◆ **Written problem**:
Lines that hold the word "Street" should be located and copied.

◆ **Records for processing**:
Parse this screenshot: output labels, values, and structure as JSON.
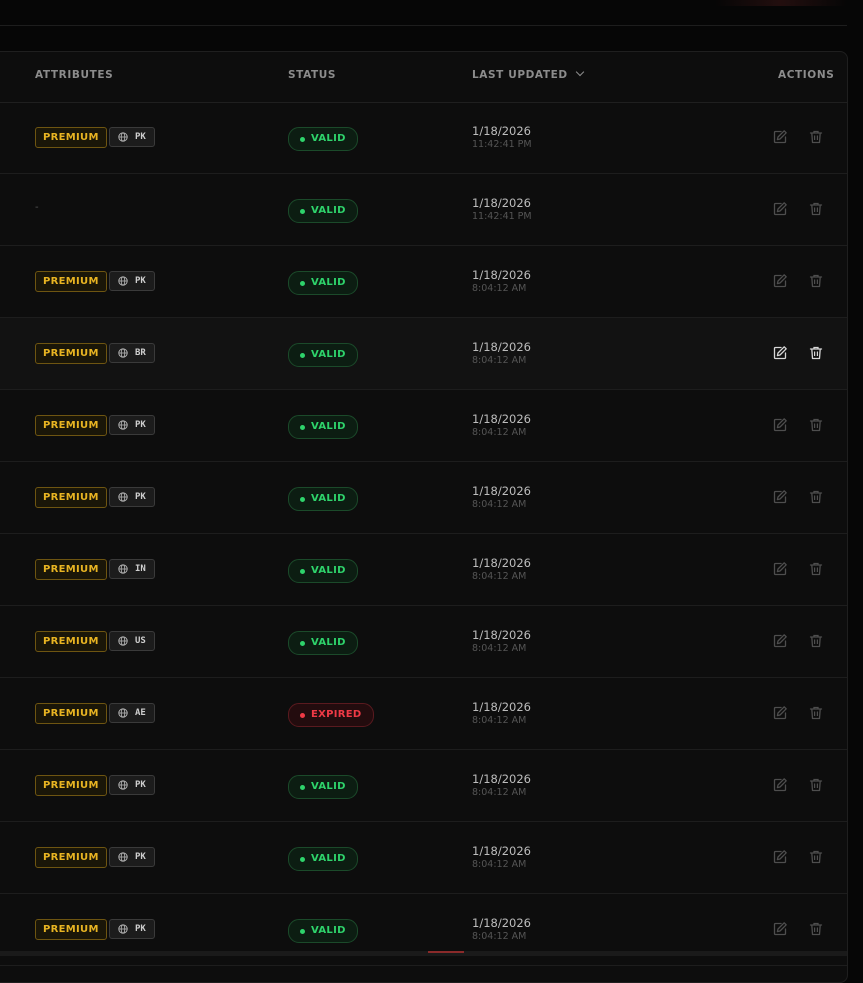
{
  "table": {
    "headers": {
      "attributes": "ATTRIBUTES",
      "status": "STATUS",
      "last_updated": "LAST UPDATED",
      "actions": "ACTIONS"
    },
    "rows": [
      {
        "premium": "PREMIUM",
        "country": "PK",
        "status": "VALID",
        "date": "1/18/2026",
        "time": "11:42:41 PM"
      },
      {
        "premium": "",
        "country": "",
        "empty": "-",
        "status": "VALID",
        "date": "1/18/2026",
        "time": "11:42:41 PM"
      },
      {
        "premium": "PREMIUM",
        "country": "PK",
        "status": "VALID",
        "date": "1/18/2026",
        "time": "8:04:12 AM"
      },
      {
        "premium": "PREMIUM",
        "country": "BR",
        "status": "VALID",
        "date": "1/18/2026",
        "time": "8:04:12 AM",
        "hover": true
      },
      {
        "premium": "PREMIUM",
        "country": "PK",
        "status": "VALID",
        "date": "1/18/2026",
        "time": "8:04:12 AM"
      },
      {
        "premium": "PREMIUM",
        "country": "PK",
        "status": "VALID",
        "date": "1/18/2026",
        "time": "8:04:12 AM"
      },
      {
        "premium": "PREMIUM",
        "country": "IN",
        "status": "VALID",
        "date": "1/18/2026",
        "time": "8:04:12 AM"
      },
      {
        "premium": "PREMIUM",
        "country": "US",
        "status": "VALID",
        "date": "1/18/2026",
        "time": "8:04:12 AM"
      },
      {
        "premium": "PREMIUM",
        "country": "AE",
        "status": "EXPIRED",
        "date": "1/18/2026",
        "time": "8:04:12 AM"
      },
      {
        "premium": "PREMIUM",
        "country": "PK",
        "status": "VALID",
        "date": "1/18/2026",
        "time": "8:04:12 AM"
      },
      {
        "premium": "PREMIUM",
        "country": "PK",
        "status": "VALID",
        "date": "1/18/2026",
        "time": "8:04:12 AM"
      },
      {
        "premium": "PREMIUM",
        "country": "PK",
        "status": "VALID",
        "date": "1/18/2026",
        "time": "8:04:12 AM"
      }
    ]
  },
  "icons": {
    "globe": "globe-icon",
    "edit": "edit-icon",
    "delete": "trash-icon",
    "sort": "chevron-down-icon"
  },
  "colors": {
    "background": "#060606",
    "panel": "#0d0d0d",
    "premium": "#e8b422",
    "valid": "#2ed36b",
    "expired": "#ef3a46"
  }
}
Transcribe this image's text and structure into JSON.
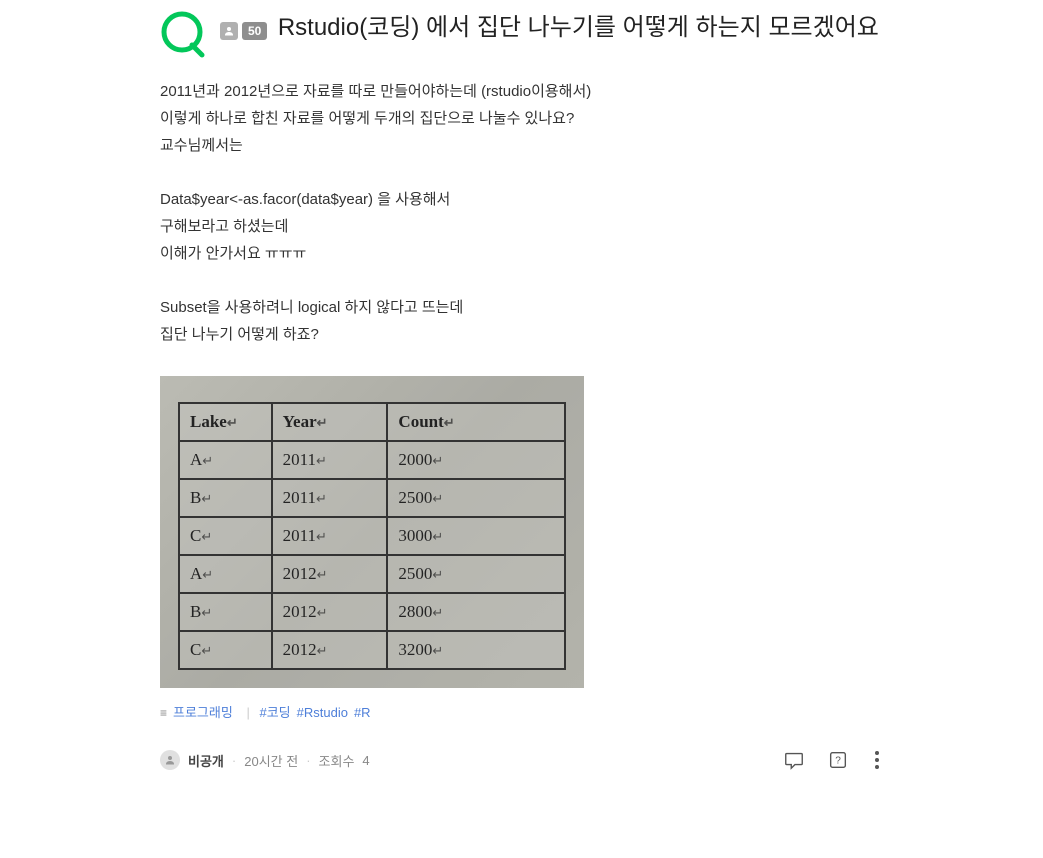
{
  "header": {
    "points_badge": "50",
    "title": "Rstudio(코딩) 에서 집단 나누기를 어떻게 하는지 모르겠어요"
  },
  "body": {
    "lines": [
      "2011년과 2012년으로 자료를 따로 만들어야하는데 (rstudio이용해서)",
      "이렇게 하나로 합친 자료를 어떻게 두개의 집단으로 나눌수 있나요?",
      "교수님께서는",
      "",
      "Data$year<-as.facor(data$year) 을 사용해서",
      "구해보라고 하셨는데",
      "이해가 안가서요 ㅠㅠㅠ",
      "",
      "Subset을 사용하려니 logical 하지 않다고 뜨는데",
      "집단 나누기 어떻게 하죠?"
    ]
  },
  "table": {
    "headers": [
      "Lake",
      "Year",
      "Count"
    ],
    "rows": [
      [
        "A",
        "2011",
        "2000"
      ],
      [
        "B",
        "2011",
        "2500"
      ],
      [
        "C",
        "2011",
        "3000"
      ],
      [
        "A",
        "2012",
        "2500"
      ],
      [
        "B",
        "2012",
        "2800"
      ],
      [
        "C",
        "2012",
        "3200"
      ]
    ]
  },
  "tags": {
    "prefix_icon": "≡",
    "category": "프로그래밍",
    "items": [
      "#코딩",
      "#Rstudio",
      "#R"
    ]
  },
  "footer": {
    "author": "비공개",
    "time": "20시간 전",
    "views_label": "조회수",
    "views": "4"
  }
}
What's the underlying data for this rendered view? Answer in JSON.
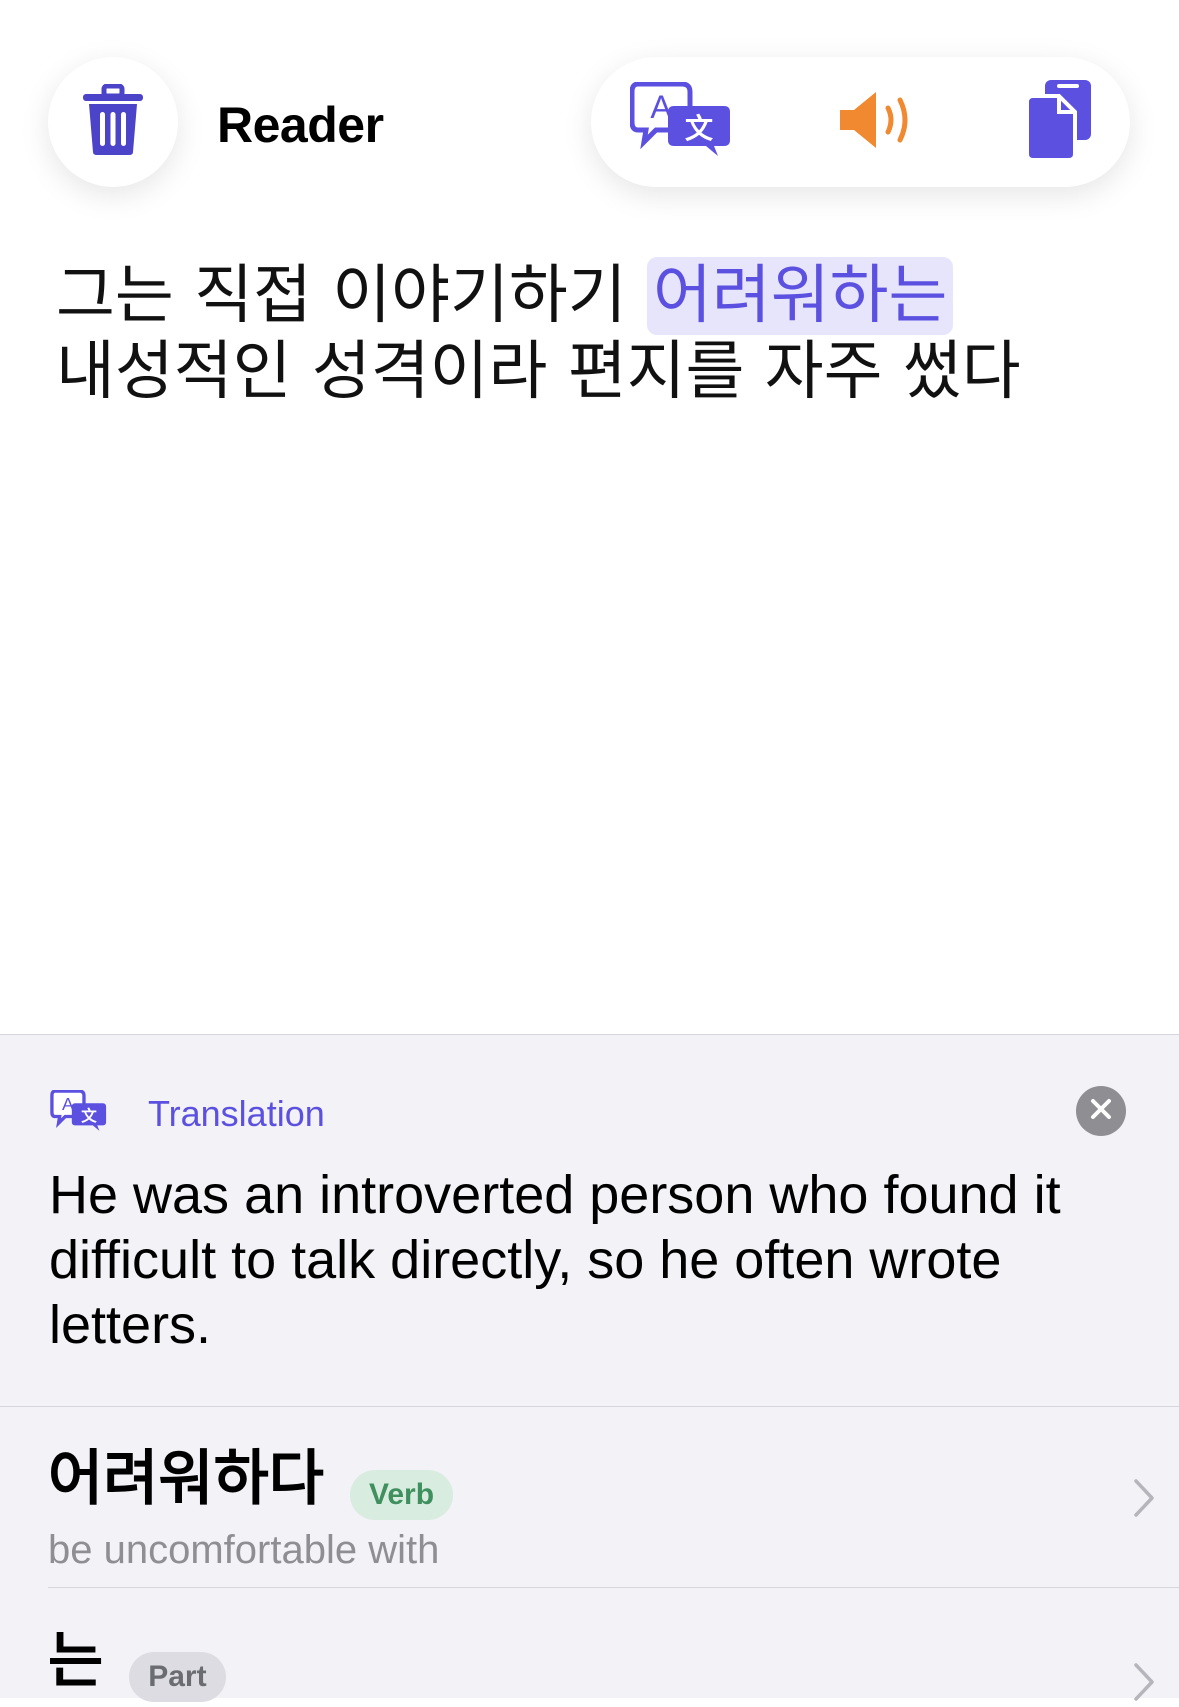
{
  "header": {
    "title": "Reader",
    "actions": [
      {
        "name": "translate",
        "icon": "translate-icon"
      },
      {
        "name": "speak",
        "icon": "speaker-icon"
      },
      {
        "name": "copy",
        "icon": "copy-icon"
      }
    ],
    "delete_icon": "trash-icon"
  },
  "sentence": {
    "before_line1": "그는 직접 이야기하기 ",
    "highlighted": "어려워하는",
    "line2": "내성적인 성격이라 편지를 자주 썼다"
  },
  "translation": {
    "label": "Translation",
    "text": "He was an introverted person who found it difficult to talk directly, so he often wrote letters."
  },
  "words": [
    {
      "word": "어려워하다",
      "pos": "Verb",
      "meaning": "be uncomfortable with"
    },
    {
      "word": "는",
      "pos": "Part",
      "meaning": ""
    }
  ],
  "colors": {
    "accent": "#5b50e0",
    "speaker": "#f0892f",
    "highlight_bg": "#e6e5fb",
    "verb_badge_bg": "#d8ece0",
    "verb_badge_text": "#3f8f5f",
    "part_badge_bg": "#dcdce2",
    "sheet_bg": "#f2f2f7"
  }
}
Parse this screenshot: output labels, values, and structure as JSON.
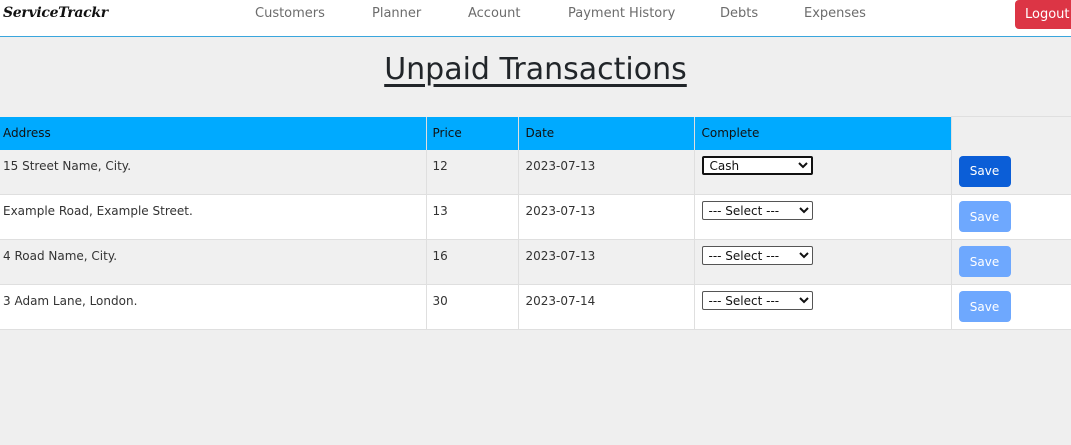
{
  "brand": "ServiceTrackr",
  "nav": {
    "customers": "Customers",
    "planner": "Planner",
    "account": "Account",
    "payment_history": "Payment History",
    "debts": "Debts",
    "expenses": "Expenses",
    "logout": "Logout"
  },
  "page_title": "Unpaid Transactions",
  "table": {
    "headers": [
      "Address",
      "Price",
      "Date",
      "Complete",
      ""
    ],
    "rows": [
      {
        "address": "15 Street Name, City.",
        "price": "12",
        "date": "2023-07-13",
        "complete": "Cash",
        "save": "Save"
      },
      {
        "address": "Example Road, Example Street.",
        "price": "13",
        "date": "2023-07-13",
        "complete": "--- Select ---",
        "save": "Save"
      },
      {
        "address": "4 Road Name, City.",
        "price": "16",
        "date": "2023-07-13",
        "complete": "--- Select ---",
        "save": "Save"
      },
      {
        "address": "3 Adam Lane, London.",
        "price": "30",
        "date": "2023-07-14",
        "complete": "--- Select ---",
        "save": "Save"
      }
    ]
  },
  "colors": {
    "header_bg": "#00aaff",
    "logout_bg": "#dc3545",
    "save_active": "#0b5ed7",
    "save_disabled": "#6ea8fe",
    "nav_border": "#3aa6dd"
  }
}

◆ **Written reply**:
        "address": "15 Street Name, City.",
        "address": "Example Road, Example Street.",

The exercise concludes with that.